■ PAGE EXTRACT
□ □ □ □

The reaction product of the most important nerve agents, including Soman, Sarin, Tabun and VX, with acetylcholinesterase were solved by the U.S. Army using X-ray crystallography in the 1990s. The reaction products have been confirmed subsequently using different sources of acetylcholinesterase and the closely related target enzyme, butyrylcholinesterase. The X-ray structures clarify important aspects of the reaction mechanism at atomic resolution and provide a key tool for antidote development.

Treatment

Standard treatment for nerve agent poisoning is a combination of an anticholinergic to manage the symptoms, and an oxime as an antidote. Anticholinergics treat the symptoms by reducing the effects of acetylcholine, while oximes displaces phosphate molecules from the active site of the cholinesterase enzymes, allowing the breakdown of acetylcholine. Military personnel are issued the combination in an autoinjector, for ease of use in stressful conditions.
Atropine is the standard anticholinergic drug used to manage the symptoms of nerve agent poisoning. It acts as an antagonist to muscarinic acetylcholine receptors, blocking the effects of excess acetylcholine. Some synthetic anticholinergics, such as biperiden, may counteract the central symptoms of nerve agent poisoning more effectively than atropine, since they pass the blood–brain barrier better. While these drugs will save the life of a person affected by nerve agents, that person may be incapacitated briefly or for an extended period, depending on the extent of exposure. The endpoint of atropine administration is the clearing of bronchial secretions.
Pralidoxime chloride is the standard oxime used to treat nerve agent poisoning. Rather than counteracting the initial effects of the nerve agent on the nervous system as does atropine, pralidoxime chloride reactivates the poisoned enzyme by scavenging the phosphoryl group attached on the functional hydroxyl group of the enzyme, counteracting the nerve agent itself. Revival of acetylcholinesterase with pralidoxime chloride works more effectively on nicotinic receptors while blocking acetylcholine receptors with atropine is more effective on muscarinic receptors.
Anticonvulsants, such as diazepam, may be administered to manage seizures, improving long term prognosis and reducing risk of brain damage. This is not usually self-administered as its use is for actively seizing patients.

□ □ □ □

[Page layout parsing data]
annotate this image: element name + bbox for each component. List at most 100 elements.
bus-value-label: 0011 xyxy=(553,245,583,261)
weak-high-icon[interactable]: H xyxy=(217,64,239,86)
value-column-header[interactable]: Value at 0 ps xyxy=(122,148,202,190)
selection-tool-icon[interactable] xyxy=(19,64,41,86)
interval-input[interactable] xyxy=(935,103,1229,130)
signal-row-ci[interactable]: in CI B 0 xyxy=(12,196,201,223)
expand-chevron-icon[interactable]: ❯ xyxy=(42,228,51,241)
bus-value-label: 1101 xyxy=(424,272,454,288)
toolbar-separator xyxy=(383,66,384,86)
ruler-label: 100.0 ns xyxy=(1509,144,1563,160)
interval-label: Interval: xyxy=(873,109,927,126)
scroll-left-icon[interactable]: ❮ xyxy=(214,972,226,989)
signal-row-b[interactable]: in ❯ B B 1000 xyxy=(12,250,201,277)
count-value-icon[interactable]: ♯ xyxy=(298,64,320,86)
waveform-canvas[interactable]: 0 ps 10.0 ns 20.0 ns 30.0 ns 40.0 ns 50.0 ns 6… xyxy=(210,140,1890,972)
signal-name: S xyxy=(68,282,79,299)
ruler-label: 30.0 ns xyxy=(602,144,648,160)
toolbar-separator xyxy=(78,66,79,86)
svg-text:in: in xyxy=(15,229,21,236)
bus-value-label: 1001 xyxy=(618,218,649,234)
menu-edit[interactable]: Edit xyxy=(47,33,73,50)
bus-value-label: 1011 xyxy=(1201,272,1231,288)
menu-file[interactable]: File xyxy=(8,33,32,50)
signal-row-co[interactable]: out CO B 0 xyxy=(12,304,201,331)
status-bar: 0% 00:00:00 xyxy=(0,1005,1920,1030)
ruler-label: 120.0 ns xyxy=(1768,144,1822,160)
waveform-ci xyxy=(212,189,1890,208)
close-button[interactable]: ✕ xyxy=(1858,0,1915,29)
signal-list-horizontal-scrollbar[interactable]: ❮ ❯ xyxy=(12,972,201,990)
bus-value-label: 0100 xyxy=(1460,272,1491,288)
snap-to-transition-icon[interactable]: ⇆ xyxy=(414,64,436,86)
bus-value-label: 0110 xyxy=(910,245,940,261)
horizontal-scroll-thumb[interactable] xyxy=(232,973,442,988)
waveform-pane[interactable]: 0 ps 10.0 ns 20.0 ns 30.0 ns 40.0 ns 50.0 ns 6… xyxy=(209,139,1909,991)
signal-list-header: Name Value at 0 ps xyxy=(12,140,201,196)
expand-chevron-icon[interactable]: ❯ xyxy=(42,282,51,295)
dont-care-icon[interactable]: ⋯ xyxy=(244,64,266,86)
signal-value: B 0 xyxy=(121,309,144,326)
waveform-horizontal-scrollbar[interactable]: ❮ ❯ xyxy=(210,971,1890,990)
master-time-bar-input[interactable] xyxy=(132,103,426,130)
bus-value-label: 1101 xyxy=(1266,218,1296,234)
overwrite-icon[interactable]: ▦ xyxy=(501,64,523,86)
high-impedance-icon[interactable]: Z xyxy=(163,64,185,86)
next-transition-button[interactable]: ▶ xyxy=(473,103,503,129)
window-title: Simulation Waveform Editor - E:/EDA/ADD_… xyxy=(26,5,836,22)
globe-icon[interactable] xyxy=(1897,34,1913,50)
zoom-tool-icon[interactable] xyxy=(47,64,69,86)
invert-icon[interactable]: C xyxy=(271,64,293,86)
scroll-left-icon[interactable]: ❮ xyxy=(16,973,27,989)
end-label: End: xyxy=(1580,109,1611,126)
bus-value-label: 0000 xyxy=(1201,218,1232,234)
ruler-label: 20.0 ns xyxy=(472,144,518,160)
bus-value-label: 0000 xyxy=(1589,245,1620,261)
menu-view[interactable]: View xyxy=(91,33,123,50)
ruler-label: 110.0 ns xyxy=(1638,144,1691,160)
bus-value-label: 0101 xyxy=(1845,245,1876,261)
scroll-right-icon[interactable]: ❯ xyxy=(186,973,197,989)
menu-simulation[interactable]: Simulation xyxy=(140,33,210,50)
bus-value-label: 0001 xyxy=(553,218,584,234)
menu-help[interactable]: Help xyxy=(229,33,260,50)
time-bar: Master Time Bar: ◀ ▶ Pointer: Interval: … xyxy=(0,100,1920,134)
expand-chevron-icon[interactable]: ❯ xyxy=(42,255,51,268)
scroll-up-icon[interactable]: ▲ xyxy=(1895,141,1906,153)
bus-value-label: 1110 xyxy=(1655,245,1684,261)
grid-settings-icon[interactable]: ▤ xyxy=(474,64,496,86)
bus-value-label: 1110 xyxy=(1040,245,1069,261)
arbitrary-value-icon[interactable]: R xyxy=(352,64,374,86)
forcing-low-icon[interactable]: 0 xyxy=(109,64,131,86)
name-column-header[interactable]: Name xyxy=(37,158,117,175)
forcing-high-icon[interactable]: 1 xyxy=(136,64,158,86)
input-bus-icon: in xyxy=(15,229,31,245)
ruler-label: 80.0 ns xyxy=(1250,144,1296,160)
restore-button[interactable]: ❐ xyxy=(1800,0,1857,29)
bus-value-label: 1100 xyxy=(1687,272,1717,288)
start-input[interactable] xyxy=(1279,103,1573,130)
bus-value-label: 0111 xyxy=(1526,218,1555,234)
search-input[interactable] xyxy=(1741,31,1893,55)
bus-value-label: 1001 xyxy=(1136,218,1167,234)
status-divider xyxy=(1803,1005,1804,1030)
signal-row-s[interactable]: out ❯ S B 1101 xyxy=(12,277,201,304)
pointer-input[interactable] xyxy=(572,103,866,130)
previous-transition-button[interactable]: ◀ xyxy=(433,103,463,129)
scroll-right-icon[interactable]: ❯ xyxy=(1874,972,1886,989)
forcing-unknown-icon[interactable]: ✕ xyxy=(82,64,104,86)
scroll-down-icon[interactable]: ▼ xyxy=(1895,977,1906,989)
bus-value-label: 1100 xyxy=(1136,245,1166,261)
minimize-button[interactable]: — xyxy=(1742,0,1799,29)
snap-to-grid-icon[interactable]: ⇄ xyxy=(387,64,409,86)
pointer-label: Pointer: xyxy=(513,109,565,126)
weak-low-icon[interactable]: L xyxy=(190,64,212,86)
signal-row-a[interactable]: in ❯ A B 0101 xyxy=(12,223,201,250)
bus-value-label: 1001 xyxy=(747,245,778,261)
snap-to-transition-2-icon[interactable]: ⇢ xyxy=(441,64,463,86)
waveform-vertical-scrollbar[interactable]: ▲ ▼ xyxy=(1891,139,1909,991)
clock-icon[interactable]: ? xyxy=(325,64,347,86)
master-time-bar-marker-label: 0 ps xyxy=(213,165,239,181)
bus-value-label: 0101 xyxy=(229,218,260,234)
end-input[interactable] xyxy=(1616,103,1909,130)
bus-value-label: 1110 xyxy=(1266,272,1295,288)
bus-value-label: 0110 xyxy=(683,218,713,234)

□ □ □ □

■ YOUR TASK
Which specific drugs does the nerve agent text name as used in treating nerve agent poisoning?

■ COMPLETED TASK
Atropine, biperiden, pralidoxime chloride, diazepam